-- START TASK DATA --

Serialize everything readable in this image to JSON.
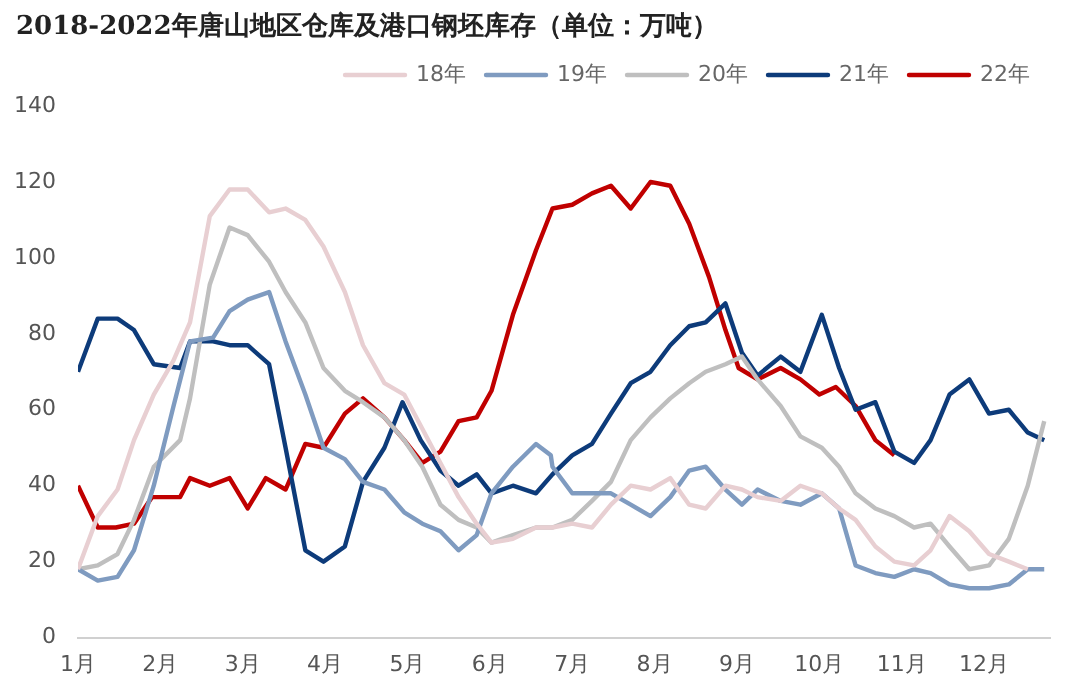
{
  "chart_data": {
    "type": "line",
    "title": "2018-2022年唐山地区仓库及港口钢坯库存（单位：万吨）",
    "xlim": [
      1,
      12.8
    ],
    "xticks": [
      {
        "value": 1,
        "label": "1月"
      },
      {
        "value": 2,
        "label": "2月"
      },
      {
        "value": 3,
        "label": "3月"
      },
      {
        "value": 4,
        "label": "4月"
      },
      {
        "value": 5,
        "label": "5月"
      },
      {
        "value": 6,
        "label": "6月"
      },
      {
        "value": 7,
        "label": "7月"
      },
      {
        "value": 8,
        "label": "8月"
      },
      {
        "value": 9,
        "label": "9月"
      },
      {
        "value": 10,
        "label": "10月"
      },
      {
        "value": 11,
        "label": "11月"
      },
      {
        "value": 12,
        "label": "12月"
      }
    ],
    "ylim": [
      0,
      140
    ],
    "yticks": [
      0,
      20,
      40,
      60,
      80,
      100,
      120,
      140
    ],
    "grid": false,
    "legend": "top right",
    "marker": "none",
    "line_style": "solid",
    "series": [
      {
        "name": "18年",
        "color": "#e8cfd2",
        "x": [
          1.0,
          1.24,
          1.48,
          1.68,
          1.92,
          2.16,
          2.36,
          2.6,
          2.84,
          3.06,
          3.32,
          3.52,
          3.76,
          3.98,
          4.24,
          4.46,
          4.72,
          4.96,
          5.18,
          5.4,
          5.62,
          5.84,
          6.02,
          6.28,
          6.56,
          6.76,
          7.0,
          7.24,
          7.47,
          7.71,
          7.95,
          8.19,
          8.42,
          8.62,
          8.86,
          9.06,
          9.25,
          9.53,
          9.77,
          10.03,
          10.24,
          10.44,
          10.68,
          10.91,
          11.15,
          11.35,
          11.58,
          11.82,
          12.06,
          12.3,
          12.53
        ],
        "values": [
          18,
          32,
          39,
          52,
          64,
          73,
          83,
          111,
          118,
          118,
          112,
          113,
          110,
          103,
          91,
          77,
          67,
          64,
          55,
          46,
          37,
          30,
          25,
          26,
          29,
          29,
          30,
          29,
          35,
          40,
          39,
          42,
          35,
          34,
          40,
          39,
          37,
          36,
          40,
          38,
          34,
          31,
          24,
          20,
          19,
          23,
          32,
          28,
          22,
          20,
          18
        ]
      },
      {
        "name": "19年",
        "color": "#7f9bc0",
        "x": [
          1.0,
          1.24,
          1.48,
          1.68,
          1.92,
          2.16,
          2.36,
          2.64,
          2.84,
          3.06,
          3.32,
          3.52,
          3.76,
          3.98,
          4.24,
          4.46,
          4.72,
          4.96,
          5.18,
          5.4,
          5.62,
          5.84,
          6.02,
          6.28,
          6.56,
          6.74,
          6.76,
          7.0,
          7.24,
          7.47,
          7.71,
          7.95,
          8.19,
          8.42,
          8.62,
          8.86,
          9.06,
          9.25,
          9.53,
          9.77,
          10.03,
          10.24,
          10.44,
          10.68,
          10.91,
          11.15,
          11.35,
          11.58,
          11.82,
          12.06,
          12.3,
          12.53,
          12.73
        ],
        "values": [
          18,
          15,
          16,
          23,
          40,
          61,
          78,
          79,
          86,
          89,
          91,
          78,
          64,
          50,
          47,
          41,
          39,
          33,
          30,
          28,
          23,
          27,
          38,
          45,
          51,
          48,
          45,
          38,
          38,
          38,
          35,
          32,
          37,
          44,
          45,
          39,
          35,
          39,
          36,
          35,
          38,
          34,
          19,
          17,
          16,
          18,
          17,
          14,
          13,
          13,
          14,
          18,
          18
        ]
      },
      {
        "name": "20年",
        "color": "#bfbfbf",
        "x": [
          1.0,
          1.24,
          1.48,
          1.68,
          1.92,
          2.24,
          2.36,
          2.6,
          2.84,
          3.06,
          3.32,
          3.52,
          3.76,
          3.98,
          4.24,
          4.46,
          4.72,
          4.96,
          5.18,
          5.4,
          5.62,
          5.84,
          6.02,
          6.28,
          6.56,
          6.76,
          7.0,
          7.24,
          7.47,
          7.71,
          7.95,
          8.19,
          8.42,
          8.62,
          8.86,
          9.06,
          9.25,
          9.53,
          9.77,
          10.03,
          10.24,
          10.44,
          10.68,
          10.91,
          11.15,
          11.35,
          11.58,
          11.82,
          12.06,
          12.3,
          12.53,
          12.73
        ],
        "values": [
          18,
          19,
          22,
          31,
          45,
          52,
          63,
          93,
          108,
          106,
          99,
          91,
          83,
          71,
          65,
          62,
          58,
          52,
          45,
          35,
          31,
          29,
          25,
          27,
          29,
          29,
          31,
          36,
          41,
          52,
          58,
          63,
          67,
          70,
          72,
          74,
          68,
          61,
          53,
          50,
          45,
          38,
          34,
          32,
          29,
          30,
          24,
          18,
          19,
          26,
          40,
          57
        ]
      },
      {
        "name": "21年",
        "color": "#0d3b7a",
        "x": [
          1.0,
          1.24,
          1.48,
          1.68,
          1.92,
          2.24,
          2.36,
          2.64,
          2.84,
          3.06,
          3.32,
          3.52,
          3.76,
          3.98,
          4.24,
          4.46,
          4.72,
          4.94,
          5.16,
          5.4,
          5.62,
          5.84,
          6.02,
          6.28,
          6.56,
          6.76,
          7.0,
          7.24,
          7.47,
          7.71,
          7.95,
          8.19,
          8.42,
          8.62,
          8.86,
          9.06,
          9.25,
          9.53,
          9.77,
          10.03,
          10.24,
          10.44,
          10.68,
          10.91,
          11.15,
          11.35,
          11.58,
          11.82,
          12.06,
          12.3,
          12.53,
          12.73
        ],
        "values": [
          70,
          84,
          84,
          81,
          72,
          71,
          78,
          78,
          77,
          77,
          72,
          50,
          23,
          20,
          24,
          41,
          50,
          62,
          52,
          44,
          40,
          43,
          38,
          40,
          38,
          43,
          48,
          51,
          59,
          67,
          70,
          77,
          82,
          83,
          88,
          75,
          69,
          74,
          70,
          85,
          71,
          60,
          62,
          49,
          46,
          52,
          64,
          68,
          59,
          60,
          54,
          52
        ]
      },
      {
        "name": "22年",
        "color": "#c00000",
        "x": [
          1.0,
          1.24,
          1.46,
          1.68,
          1.9,
          2.24,
          2.36,
          2.6,
          2.84,
          3.06,
          3.28,
          3.52,
          3.76,
          3.98,
          4.24,
          4.46,
          4.72,
          4.96,
          5.18,
          5.4,
          5.62,
          5.84,
          6.02,
          6.28,
          6.56,
          6.76,
          7.0,
          7.24,
          7.47,
          7.71,
          7.95,
          8.19,
          8.42,
          8.66,
          8.86,
          9.02,
          9.25,
          9.53,
          9.77,
          10.0,
          10.2,
          10.44,
          10.68,
          10.91
        ],
        "values": [
          40,
          29,
          29,
          30,
          37,
          37,
          42,
          40,
          42,
          34,
          42,
          39,
          51,
          50,
          59,
          63,
          58,
          52,
          46,
          49,
          57,
          58,
          65,
          85,
          102,
          113,
          114,
          117,
          119,
          113,
          120,
          119,
          109,
          95,
          81,
          71,
          68,
          71,
          68,
          64,
          66,
          61,
          52,
          48
        ]
      }
    ]
  }
}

-- END TASK DATA --

■ **GOAL**: All the material shown above is to be copied exactly, with no pictures carried over.

■ **WRITTEN RESPONSE**:
Serialize everything readable in this image to JSON.
{
  "chart_data": {
    "type": "line",
    "title": "2018-2022年唐山地区仓库及港口钢坯库存（单位：万吨）",
    "xlim": [
      1,
      12.8
    ],
    "xticks": [
      {
        "value": 1,
        "label": "1月"
      },
      {
        "value": 2,
        "label": "2月"
      },
      {
        "value": 3,
        "label": "3月"
      },
      {
        "value": 4,
        "label": "4月"
      },
      {
        "value": 5,
        "label": "5月"
      },
      {
        "value": 6,
        "label": "6月"
      },
      {
        "value": 7,
        "label": "7月"
      },
      {
        "value": 8,
        "label": "8月"
      },
      {
        "value": 9,
        "label": "9月"
      },
      {
        "value": 10,
        "label": "10月"
      },
      {
        "value": 11,
        "label": "11月"
      },
      {
        "value": 12,
        "label": "12月"
      }
    ],
    "ylim": [
      0,
      140
    ],
    "yticks": [
      0,
      20,
      40,
      60,
      80,
      100,
      120,
      140
    ],
    "grid": false,
    "legend": "top right",
    "marker": "none",
    "line_style": "solid",
    "series": [
      {
        "name": "18年",
        "color": "#e8cfd2",
        "x": [
          1.0,
          1.24,
          1.48,
          1.68,
          1.92,
          2.16,
          2.36,
          2.6,
          2.84,
          3.06,
          3.32,
          3.52,
          3.76,
          3.98,
          4.24,
          4.46,
          4.72,
          4.96,
          5.18,
          5.4,
          5.62,
          5.84,
          6.02,
          6.28,
          6.56,
          6.76,
          7.0,
          7.24,
          7.47,
          7.71,
          7.95,
          8.19,
          8.42,
          8.62,
          8.86,
          9.06,
          9.25,
          9.53,
          9.77,
          10.03,
          10.24,
          10.44,
          10.68,
          10.91,
          11.15,
          11.35,
          11.58,
          11.82,
          12.06,
          12.3,
          12.53
        ],
        "values": [
          18,
          32,
          39,
          52,
          64,
          73,
          83,
          111,
          118,
          118,
          112,
          113,
          110,
          103,
          91,
          77,
          67,
          64,
          55,
          46,
          37,
          30,
          25,
          26,
          29,
          29,
          30,
          29,
          35,
          40,
          39,
          42,
          35,
          34,
          40,
          39,
          37,
          36,
          40,
          38,
          34,
          31,
          24,
          20,
          19,
          23,
          32,
          28,
          22,
          20,
          18
        ]
      },
      {
        "name": "19年",
        "color": "#7f9bc0",
        "x": [
          1.0,
          1.24,
          1.48,
          1.68,
          1.92,
          2.16,
          2.36,
          2.64,
          2.84,
          3.06,
          3.32,
          3.52,
          3.76,
          3.98,
          4.24,
          4.46,
          4.72,
          4.96,
          5.18,
          5.4,
          5.62,
          5.84,
          6.02,
          6.28,
          6.56,
          6.74,
          6.76,
          7.0,
          7.24,
          7.47,
          7.71,
          7.95,
          8.19,
          8.42,
          8.62,
          8.86,
          9.06,
          9.25,
          9.53,
          9.77,
          10.03,
          10.24,
          10.44,
          10.68,
          10.91,
          11.15,
          11.35,
          11.58,
          11.82,
          12.06,
          12.3,
          12.53,
          12.73
        ],
        "values": [
          18,
          15,
          16,
          23,
          40,
          61,
          78,
          79,
          86,
          89,
          91,
          78,
          64,
          50,
          47,
          41,
          39,
          33,
          30,
          28,
          23,
          27,
          38,
          45,
          51,
          48,
          45,
          38,
          38,
          38,
          35,
          32,
          37,
          44,
          45,
          39,
          35,
          39,
          36,
          35,
          38,
          34,
          19,
          17,
          16,
          18,
          17,
          14,
          13,
          13,
          14,
          18,
          18
        ]
      },
      {
        "name": "20年",
        "color": "#bfbfbf",
        "x": [
          1.0,
          1.24,
          1.48,
          1.68,
          1.92,
          2.24,
          2.36,
          2.6,
          2.84,
          3.06,
          3.32,
          3.52,
          3.76,
          3.98,
          4.24,
          4.46,
          4.72,
          4.96,
          5.18,
          5.4,
          5.62,
          5.84,
          6.02,
          6.28,
          6.56,
          6.76,
          7.0,
          7.24,
          7.47,
          7.71,
          7.95,
          8.19,
          8.42,
          8.62,
          8.86,
          9.06,
          9.25,
          9.53,
          9.77,
          10.03,
          10.24,
          10.44,
          10.68,
          10.91,
          11.15,
          11.35,
          11.58,
          11.82,
          12.06,
          12.3,
          12.53,
          12.73
        ],
        "values": [
          18,
          19,
          22,
          31,
          45,
          52,
          63,
          93,
          108,
          106,
          99,
          91,
          83,
          71,
          65,
          62,
          58,
          52,
          45,
          35,
          31,
          29,
          25,
          27,
          29,
          29,
          31,
          36,
          41,
          52,
          58,
          63,
          67,
          70,
          72,
          74,
          68,
          61,
          53,
          50,
          45,
          38,
          34,
          32,
          29,
          30,
          24,
          18,
          19,
          26,
          40,
          57
        ]
      },
      {
        "name": "21年",
        "color": "#0d3b7a",
        "x": [
          1.0,
          1.24,
          1.48,
          1.68,
          1.92,
          2.24,
          2.36,
          2.64,
          2.84,
          3.06,
          3.32,
          3.52,
          3.76,
          3.98,
          4.24,
          4.46,
          4.72,
          4.94,
          5.16,
          5.4,
          5.62,
          5.84,
          6.02,
          6.28,
          6.56,
          6.76,
          7.0,
          7.24,
          7.47,
          7.71,
          7.95,
          8.19,
          8.42,
          8.62,
          8.86,
          9.06,
          9.25,
          9.53,
          9.77,
          10.03,
          10.24,
          10.44,
          10.68,
          10.91,
          11.15,
          11.35,
          11.58,
          11.82,
          12.06,
          12.3,
          12.53,
          12.73
        ],
        "values": [
          70,
          84,
          84,
          81,
          72,
          71,
          78,
          78,
          77,
          77,
          72,
          50,
          23,
          20,
          24,
          41,
          50,
          62,
          52,
          44,
          40,
          43,
          38,
          40,
          38,
          43,
          48,
          51,
          59,
          67,
          70,
          77,
          82,
          83,
          88,
          75,
          69,
          74,
          70,
          85,
          71,
          60,
          62,
          49,
          46,
          52,
          64,
          68,
          59,
          60,
          54,
          52
        ]
      },
      {
        "name": "22年",
        "color": "#c00000",
        "x": [
          1.0,
          1.24,
          1.46,
          1.68,
          1.9,
          2.24,
          2.36,
          2.6,
          2.84,
          3.06,
          3.28,
          3.52,
          3.76,
          3.98,
          4.24,
          4.46,
          4.72,
          4.96,
          5.18,
          5.4,
          5.62,
          5.84,
          6.02,
          6.28,
          6.56,
          6.76,
          7.0,
          7.24,
          7.47,
          7.71,
          7.95,
          8.19,
          8.42,
          8.66,
          8.86,
          9.02,
          9.25,
          9.53,
          9.77,
          10.0,
          10.2,
          10.44,
          10.68,
          10.91
        ],
        "values": [
          40,
          29,
          29,
          30,
          37,
          37,
          42,
          40,
          42,
          34,
          42,
          39,
          51,
          50,
          59,
          63,
          58,
          52,
          46,
          49,
          57,
          58,
          65,
          85,
          102,
          113,
          114,
          117,
          119,
          113,
          120,
          119,
          109,
          95,
          81,
          71,
          68,
          71,
          68,
          64,
          66,
          61,
          52,
          48
        ]
      }
    ]
  }
}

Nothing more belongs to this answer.